[Saved entries]

[start]

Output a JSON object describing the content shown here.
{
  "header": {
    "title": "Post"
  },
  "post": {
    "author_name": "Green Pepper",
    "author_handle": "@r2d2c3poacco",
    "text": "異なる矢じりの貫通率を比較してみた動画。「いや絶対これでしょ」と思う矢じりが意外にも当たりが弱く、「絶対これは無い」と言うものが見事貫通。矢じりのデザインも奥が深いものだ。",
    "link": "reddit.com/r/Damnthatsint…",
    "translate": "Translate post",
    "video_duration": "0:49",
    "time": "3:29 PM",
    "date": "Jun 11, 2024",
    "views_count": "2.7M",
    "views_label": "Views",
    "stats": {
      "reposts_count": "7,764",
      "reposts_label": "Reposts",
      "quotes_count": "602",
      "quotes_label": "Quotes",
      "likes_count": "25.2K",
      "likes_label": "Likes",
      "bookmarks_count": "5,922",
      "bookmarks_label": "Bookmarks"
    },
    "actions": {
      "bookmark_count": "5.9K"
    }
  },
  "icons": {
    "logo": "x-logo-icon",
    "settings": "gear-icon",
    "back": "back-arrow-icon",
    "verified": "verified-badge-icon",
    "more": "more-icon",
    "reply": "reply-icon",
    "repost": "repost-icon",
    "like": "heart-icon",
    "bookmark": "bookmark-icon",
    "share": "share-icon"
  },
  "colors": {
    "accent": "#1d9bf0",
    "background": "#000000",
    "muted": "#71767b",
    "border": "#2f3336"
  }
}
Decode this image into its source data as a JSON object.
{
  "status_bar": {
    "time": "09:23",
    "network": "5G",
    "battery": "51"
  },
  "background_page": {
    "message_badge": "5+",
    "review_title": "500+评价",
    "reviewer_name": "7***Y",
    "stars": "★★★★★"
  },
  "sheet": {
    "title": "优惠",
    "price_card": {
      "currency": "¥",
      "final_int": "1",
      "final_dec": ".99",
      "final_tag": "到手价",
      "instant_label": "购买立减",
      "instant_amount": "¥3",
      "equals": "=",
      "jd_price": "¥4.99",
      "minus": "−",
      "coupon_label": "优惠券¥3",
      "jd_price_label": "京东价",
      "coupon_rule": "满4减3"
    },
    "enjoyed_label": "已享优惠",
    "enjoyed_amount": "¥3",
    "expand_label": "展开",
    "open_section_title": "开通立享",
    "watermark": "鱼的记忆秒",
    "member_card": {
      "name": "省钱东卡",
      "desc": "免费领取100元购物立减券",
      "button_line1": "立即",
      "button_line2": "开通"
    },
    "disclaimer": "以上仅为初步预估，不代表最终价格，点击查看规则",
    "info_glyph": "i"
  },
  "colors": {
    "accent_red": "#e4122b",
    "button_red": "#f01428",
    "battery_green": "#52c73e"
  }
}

[end]

Reproduce exactly the line containing "Decode this image" and every line after it through the end of the records above, and nothing else.

**Task answer:**
Decode this image into its source data as a JSON object.
{
  "status_bar": {
    "time": "09:23",
    "network": "5G",
    "battery": "51"
  },
  "background_page": {
    "message_badge": "5+",
    "review_title": "500+评价",
    "reviewer_name": "7***Y",
    "stars": "★★★★★"
  },
  "sheet": {
    "title": "优惠",
    "price_card": {
      "currency": "¥",
      "final_int": "1",
      "final_dec": ".99",
      "final_tag": "到手价",
      "instant_label": "购买立减",
      "instant_amount": "¥3",
      "equals": "=",
      "jd_price": "¥4.99",
      "minus": "−",
      "coupon_label": "优惠券¥3",
      "jd_price_label": "京东价",
      "coupon_rule": "满4减3"
    },
    "enjoyed_label": "已享优惠",
    "enjoyed_amount": "¥3",
    "expand_label": "展开",
    "open_section_title": "开通立享",
    "watermark": "鱼的记忆秒",
    "member_card": {
      "name": "省钱东卡",
      "desc": "免费领取100元购物立减券",
      "button_line1": "立即",
      "button_line2": "开通"
    },
    "disclaimer": "以上仅为初步预估，不代表最终价格，点击查看规则",
    "info_glyph": "i"
  },
  "colors": {
    "accent_red": "#e4122b",
    "button_red": "#f01428",
    "battery_green": "#52c73e"
  }
}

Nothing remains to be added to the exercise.